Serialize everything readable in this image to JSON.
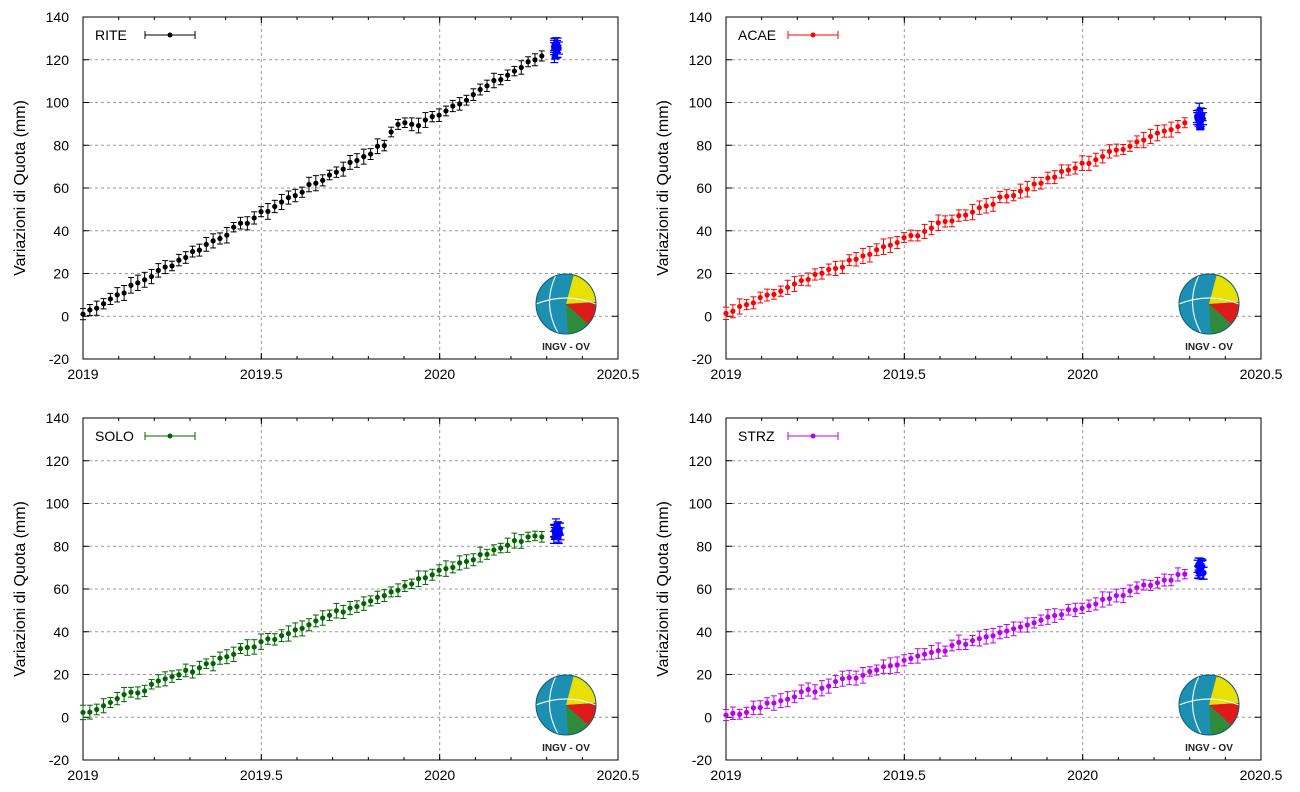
{
  "chart_data": [
    {
      "type": "scatter",
      "name": "RITE",
      "color": "#000000",
      "ylabel": "Variazioni di Quota (mm)",
      "xlim": [
        2019,
        2020.5
      ],
      "ylim": [
        -20,
        140
      ],
      "xticks": [
        "2019",
        "2019.5",
        "2020",
        "2020.5"
      ],
      "yticks": [
        "-20",
        "0",
        "20",
        "40",
        "60",
        "80",
        "100",
        "120",
        "140"
      ],
      "grid": true,
      "legend": "top-left",
      "start": 1,
      "rate": 94,
      "end_value": 122,
      "recent_cluster": {
        "x": [
          2020.32,
          2020.34
        ],
        "y": [
          121,
          128
        ],
        "color": "#0000ff"
      }
    },
    {
      "type": "scatter",
      "name": "ACAE",
      "color": "#ff0000",
      "ylabel": "Variazioni di Quota (mm)",
      "xlim": [
        2019,
        2020.5
      ],
      "ylim": [
        -20,
        140
      ],
      "xticks": [
        "2019",
        "2019.5",
        "2020",
        "2020.5"
      ],
      "yticks": [
        "-20",
        "0",
        "20",
        "40",
        "60",
        "80",
        "100",
        "120",
        "140"
      ],
      "grid": true,
      "legend": "top-left",
      "start": 1,
      "rate": 70,
      "end_value": 90,
      "recent_cluster": {
        "x": [
          2020.32,
          2020.34
        ],
        "y": [
          90,
          97
        ],
        "color": "#0000ff"
      }
    },
    {
      "type": "scatter",
      "name": "SOLO",
      "color": "#006400",
      "ylabel": "Variazioni di Quota (mm)",
      "xlim": [
        2019,
        2020.5
      ],
      "ylim": [
        -20,
        140
      ],
      "xticks": [
        "2019",
        "2019.5",
        "2020",
        "2020.5"
      ],
      "yticks": [
        "-20",
        "0",
        "20",
        "40",
        "60",
        "80",
        "100",
        "120",
        "140"
      ],
      "grid": true,
      "legend": "top-left",
      "start": 2,
      "rate": 66,
      "end_value": 85,
      "recent_cluster": {
        "x": [
          2020.32,
          2020.34
        ],
        "y": [
          84,
          90
        ],
        "color": "#0000ff"
      }
    },
    {
      "type": "scatter",
      "name": "STRZ",
      "color": "#bb00ee",
      "ylabel": "Variazioni di Quota (mm)",
      "xlim": [
        2019,
        2020.5
      ],
      "ylim": [
        -20,
        140
      ],
      "xticks": [
        "2019",
        "2019.5",
        "2020",
        "2020.5"
      ],
      "yticks": [
        "-20",
        "0",
        "20",
        "40",
        "60",
        "80",
        "100",
        "120",
        "140"
      ],
      "grid": true,
      "legend": "top-left",
      "start": 0,
      "rate": 52,
      "end_value": 68,
      "recent_cluster": {
        "x": [
          2020.32,
          2020.34
        ],
        "y": [
          67,
          72
        ],
        "color": "#0000ff"
      }
    }
  ],
  "logo": {
    "text": "INGV - OV"
  }
}
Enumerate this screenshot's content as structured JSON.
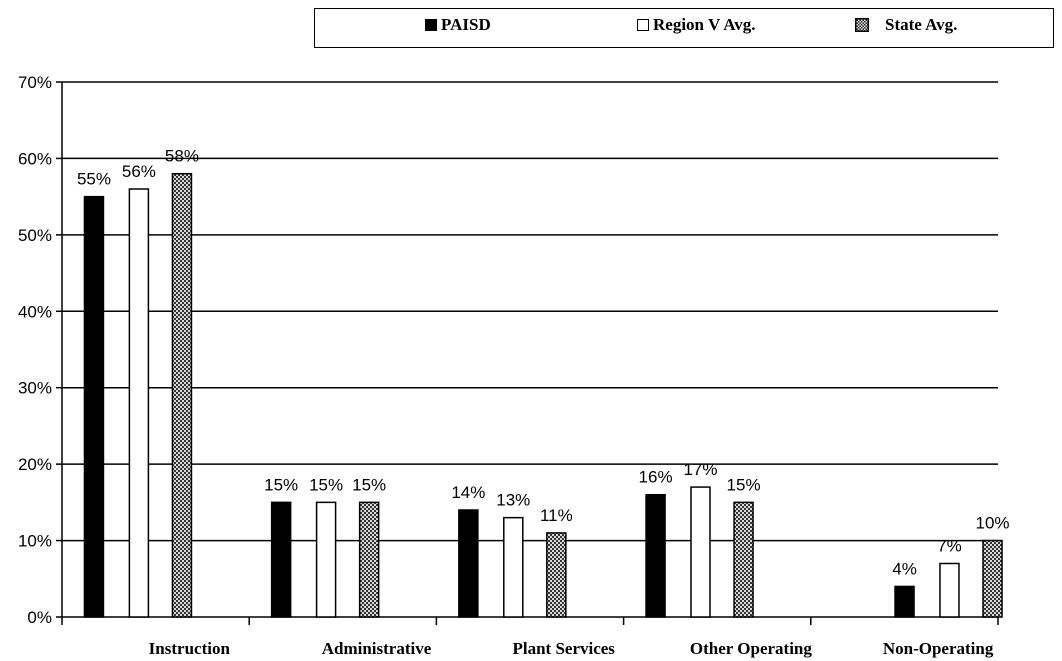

Direction:
Each record should be quoted exactly, with the images omitted.

Answer in full:
Serialize everything readable in this image to JSON.
{
  "chart_data": [
    {
      "type": "scatter",
      "name": "RITE",
      "color": "#000000",
      "ylabel": "Variazioni di Quota (mm)",
      "xlim": [
        2019,
        2020.5
      ],
      "ylim": [
        -20,
        140
      ],
      "xticks": [
        "2019",
        "2019.5",
        "2020",
        "2020.5"
      ],
      "yticks": [
        "-20",
        "0",
        "20",
        "40",
        "60",
        "80",
        "100",
        "120",
        "140"
      ],
      "grid": true,
      "legend": "top-left",
      "start": 1,
      "rate": 94,
      "end_value": 122,
      "recent_cluster": {
        "x": [
          2020.32,
          2020.34
        ],
        "y": [
          121,
          128
        ],
        "color": "#0000ff"
      }
    },
    {
      "type": "scatter",
      "name": "ACAE",
      "color": "#ff0000",
      "ylabel": "Variazioni di Quota (mm)",
      "xlim": [
        2019,
        2020.5
      ],
      "ylim": [
        -20,
        140
      ],
      "xticks": [
        "2019",
        "2019.5",
        "2020",
        "2020.5"
      ],
      "yticks": [
        "-20",
        "0",
        "20",
        "40",
        "60",
        "80",
        "100",
        "120",
        "140"
      ],
      "grid": true,
      "legend": "top-left",
      "start": 1,
      "rate": 70,
      "end_value": 90,
      "recent_cluster": {
        "x": [
          2020.32,
          2020.34
        ],
        "y": [
          90,
          97
        ],
        "color": "#0000ff"
      }
    },
    {
      "type": "scatter",
      "name": "SOLO",
      "color": "#006400",
      "ylabel": "Variazioni di Quota (mm)",
      "xlim": [
        2019,
        2020.5
      ],
      "ylim": [
        -20,
        140
      ],
      "xticks": [
        "2019",
        "2019.5",
        "2020",
        "2020.5"
      ],
      "yticks": [
        "-20",
        "0",
        "20",
        "40",
        "60",
        "80",
        "100",
        "120",
        "140"
      ],
      "grid": true,
      "legend": "top-left",
      "start": 2,
      "rate": 66,
      "end_value": 85,
      "recent_cluster": {
        "x": [
          2020.32,
          2020.34
        ],
        "y": [
          84,
          90
        ],
        "color": "#0000ff"
      }
    },
    {
      "type": "scatter",
      "name": "STRZ",
      "color": "#bb00ee",
      "ylabel": "Variazioni di Quota (mm)",
      "xlim": [
        2019,
        2020.5
      ],
      "ylim": [
        -20,
        140
      ],
      "xticks": [
        "2019",
        "2019.5",
        "2020",
        "2020.5"
      ],
      "yticks": [
        "-20",
        "0",
        "20",
        "40",
        "60",
        "80",
        "100",
        "120",
        "140"
      ],
      "grid": true,
      "legend": "top-left",
      "start": 0,
      "rate": 52,
      "end_value": 68,
      "recent_cluster": {
        "x": [
          2020.32,
          2020.34
        ],
        "y": [
          67,
          72
        ],
        "color": "#0000ff"
      }
    }
  ],
  "logo": {
    "text": "INGV - OV"
  }
}
Enumerate this screenshot's content as structured JSON.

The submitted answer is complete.